▶ **Task prompt**
Pictures aside, write out every record exactly as it appears.

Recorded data
* BEGIN *

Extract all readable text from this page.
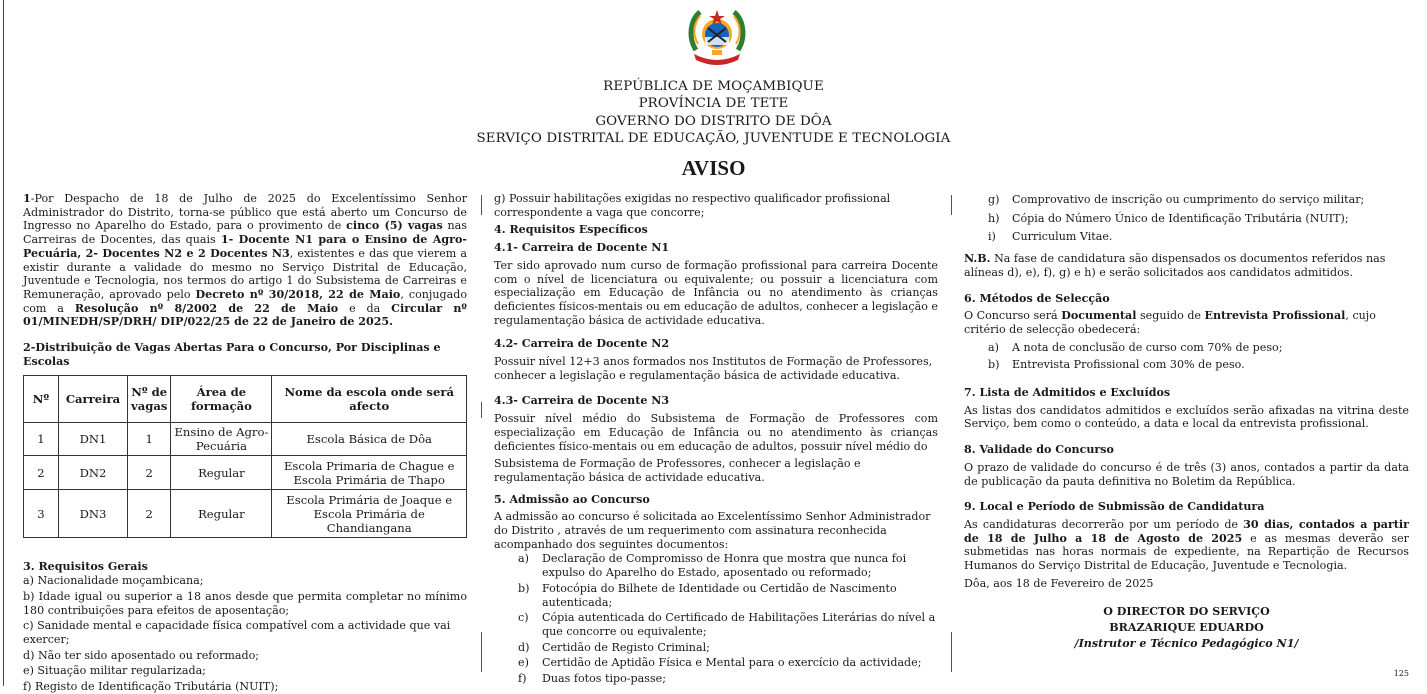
REPÚBLICA DE MOÇAMBIQUE
PROVÍNCIA DE TETE
GOVERNO DO DISTRITO DE DÔA
SERVIÇO DISTRITAL DE EDUCAÇÃO, JUVENTUDE E TECNOLOGIA
AVISO

1-Por Despacho de 18 de Julho de 2025 do Excelentíssimo Senhor Administrador do Distrito, torna-se público que está aberto um Concurso de Ingresso no Aparelho do Estado, para o provimento de cinco (5) vagas nas Carreiras de Docentes, das quais 1- Docente N1 para o Ensino de Agro-Pecuária, 2- Docentes N2 e 2 Docentes N3, existentes e das que vierem a existir durante a validade do mesmo no Serviço Distrital de Educação, Juventude e Tecnologia, nos termos do artigo 1 do Subsistema de Carreiras e Remuneração, aprovado pelo Decreto nº 30/2018, 22 de Maio, conjugado com a Resolução nº 8/2002 de 22 de Maio e da Circular nº 01/MINEDH/SP/DRH/ DIP/022/25 de 22 de Janeiro de 2025.

2-Distribuição de Vagas Abertas Para o Concurso, Por Disciplinas e Escolas

Nº	Carreira	Nº de vagas	Área de formação	Nome da escola onde será afecto
1	DN1	1	Ensino de Agro-Pecuária	Escola Básica de Dôa
2	DN2	2	Regular	Escola Primaria de Chague e Escola Primária de Thapo
3	DN3	2	Regular	Escola Primária de Joaque e Escola Primária de Chandiangana

3. Requisitos Gerais

a) Nacionalidade moçambicana;

b) Idade igual ou superior a 18 anos desde que permita completar no mínimo 180 contribuições para efeitos de aposentação;

c) Sanidade mental e capacidade física compatível com a actividade que vai exercer;

d) Não ter sido aposentado ou reformado;

e) Situação militar regularizada;

f) Registo de Identificação Tributária (NUIT);

g) Possuir habilitações exigidas no respectivo qualificador profissional correspondente a vaga que concorre;

4. Requisitos Específicos

4.1- Carreira de Docente N1

Ter sido aprovado num curso de formação profissional para carreira Docente com o nível de licenciatura ou equivalente; ou possuir a licenciatura com especialização em Educação de Infância ou no atendimento às crianças deficientes físicos-mentais ou em educação de adultos, conhecer a legislação e regulamentação básica de actividade educativa.

4.2- Carreira de Docente N2

Possuir nível 12+3 anos formados nos Institutos de Formação de Professores, conhecer a legislação e regulamentação básica de actividade educativa.

4.3- Carreira de Docente N3

Possuir nível médio do Subsistema de Formação de Professores com especialização em Educação de Infância ou no atendimento às crianças deficientes físico-mentais ou em educação de adultos, possuir nível médio do

Subsistema de Formação de Professores, conhecer a legislação e regulamentação básica de actividade educativa.

5. Admissão ao Concurso

A admissão ao concurso é solicitada ao Excelentíssimo Senhor Administrador do Distrito , através de um requerimento com assinatura reconhecida acompanhado dos seguintes documentos:

a)	Declaração de Compromisso de Honra que mostra que nunca foi expulso do Aparelho do Estado, aposentado ou reformado;
b)	Fotocópia do Bilhete de Identidade ou Certidão de Nascimento autenticada;
c)	Cópia autenticada do Certificado de Habilitações Literárias do nível a que concorre ou equivalente;
d)	Certidão de Registo Criminal;
e)	Certidão de Aptidão Física e Mental para o exercício da actividade;
f)	Duas fotos tipo-passe;
g)	Comprovativo de inscrição ou cumprimento do serviço militar;
h)	Cópia do Número Único de Identificação Tributária (NUIT);
i)	Curriculum Vitae.

N.B. Na fase de candidatura são dispensados os documentos referidos nas alíneas d), e), f), g) e h) e serão solicitados aos candidatos admitidos.

6. Métodos de Selecção

O Concurso será Documental seguido de Entrevista Profissional, cujo critério de selecção obedecerá:

a)	A nota de conclusão de curso com 70% de peso;
b)	Entrevista Profissional com 30% de peso.

7. Lista de Admitidos e Excluídos

As listas dos candidatos admitidos e excluídos serão afixadas na vitrina deste Serviço, bem como o conteúdo, a data e local da entrevista profissional.

8. Validade do Concurso

O prazo de validade do concurso é de três (3) anos, contados a partir da data de publicação da pauta definitiva no Boletim da República.

9. Local e Período de Submissão de Candidatura

As candidaturas decorrerão por um período de 30 dias, contados a partir de 18 de Julho a 18 de Agosto de 2025 e as mesmas deverão ser submetidas nas horas normais de expediente, na Repartição de Recursos Humanos do Serviço Distrital de Educação, Juventude e Tecnologia.

Dôa, aos 18 de Fevereiro de 2025

O DIRECTOR DO SERVIÇO
BRAZARIQUE EDUARDO
/Instrutor e Técnico Pedagógico N1/
125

* END *

▶ **Full answer**
Extract all readable text from this page.
REPÚBLICA DE MOÇAMBIQUE
PROVÍNCIA DE TETE
GOVERNO DO DISTRITO DE DÔA
SERVIÇO DISTRITAL DE EDUCAÇÃO, JUVENTUDE E TECNOLOGIA
AVISO

1-Por Despacho de 18 de Julho de 2025 do Excelentíssimo Senhor Administrador do Distrito, torna-se público que está aberto um Concurso de Ingresso no Aparelho do Estado, para o provimento de cinco (5) vagas nas Carreiras de Docentes, das quais 1- Docente N1 para o Ensino de Agro-Pecuária, 2- Docentes N2 e 2 Docentes N3, existentes e das que vierem a existir durante a validade do mesmo no Serviço Distrital de Educação, Juventude e Tecnologia, nos termos do artigo 1 do Subsistema de Carreiras e Remuneração, aprovado pelo Decreto nº 30/2018, 22 de Maio, conjugado com a Resolução nº 8/2002 de 22 de Maio e da Circular nº 01/MINEDH/SP/DRH/ DIP/022/25 de 22 de Janeiro de 2025.

2-Distribuição de Vagas Abertas Para o Concurso, Por Disciplinas e Escolas

Nº	Carreira	Nº de vagas	Área de formação	Nome da escola onde será afecto
1	DN1	1	Ensino de Agro-Pecuária	Escola Básica de Dôa
2	DN2	2	Regular	Escola Primaria de Chague e Escola Primária de Thapo
3	DN3	2	Regular	Escola Primária de Joaque e Escola Primária de Chandiangana

3. Requisitos Gerais

a) Nacionalidade moçambicana;

b) Idade igual ou superior a 18 anos desde que permita completar no mínimo 180 contribuições para efeitos de aposentação;

c) Sanidade mental e capacidade física compatível com a actividade que vai exercer;

d) Não ter sido aposentado ou reformado;

e) Situação militar regularizada;

f) Registo de Identificação Tributária (NUIT);

g) Possuir habilitações exigidas no respectivo qualificador profissional correspondente a vaga que concorre;

4. Requisitos Específicos

4.1- Carreira de Docente N1

Ter sido aprovado num curso de formação profissional para carreira Docente com o nível de licenciatura ou equivalente; ou possuir a licenciatura com especialização em Educação de Infância ou no atendimento às crianças deficientes físicos-mentais ou em educação de adultos, conhecer a legislação e regulamentação básica de actividade educativa.

4.2- Carreira de Docente N2

Possuir nível 12+3 anos formados nos Institutos de Formação de Professores, conhecer a legislação e regulamentação básica de actividade educativa.

4.3- Carreira de Docente N3

Possuir nível médio do Subsistema de Formação de Professores com especialização em Educação de Infância ou no atendimento às crianças deficientes físico-mentais ou em educação de adultos, possuir nível médio do

Subsistema de Formação de Professores, conhecer a legislação e regulamentação básica de actividade educativa.

5. Admissão ao Concurso

A admissão ao concurso é solicitada ao Excelentíssimo Senhor Administrador do Distrito , através de um requerimento com assinatura reconhecida acompanhado dos seguintes documentos:

a)	Declaração de Compromisso de Honra que mostra que nunca foi expulso do Aparelho do Estado, aposentado ou reformado;
b)	Fotocópia do Bilhete de Identidade ou Certidão de Nascimento autenticada;
c)	Cópia autenticada do Certificado de Habilitações Literárias do nível a que concorre ou equivalente;
d)	Certidão de Registo Criminal;
e)	Certidão de Aptidão Física e Mental para o exercício da actividade;
f)	Duas fotos tipo-passe;
g)	Comprovativo de inscrição ou cumprimento do serviço militar;
h)	Cópia do Número Único de Identificação Tributária (NUIT);
i)	Curriculum Vitae.

N.B. Na fase de candidatura são dispensados os documentos referidos nas alíneas d), e), f), g) e h) e serão solicitados aos candidatos admitidos.

6. Métodos de Selecção

O Concurso será Documental seguido de Entrevista Profissional, cujo critério de selecção obedecerá:

a)	A nota de conclusão de curso com 70% de peso;
b)	Entrevista Profissional com 30% de peso.

7. Lista de Admitidos e Excluídos

As listas dos candidatos admitidos e excluídos serão afixadas na vitrina deste Serviço, bem como o conteúdo, a data e local da entrevista profissional.

8. Validade do Concurso

O prazo de validade do concurso é de três (3) anos, contados a partir da data de publicação da pauta definitiva no Boletim da República.

9. Local e Período de Submissão de Candidatura

As candidaturas decorrerão por um período de 30 dias, contados a partir de 18 de Julho a 18 de Agosto de 2025 e as mesmas deverão ser submetidas nas horas normais de expediente, na Repartição de Recursos Humanos do Serviço Distrital de Educação, Juventude e Tecnologia.

Dôa, aos 18 de Fevereiro de 2025

O DIRECTOR DO SERVIÇO
BRAZARIQUE EDUARDO
/Instrutor e Técnico Pedagógico N1/
125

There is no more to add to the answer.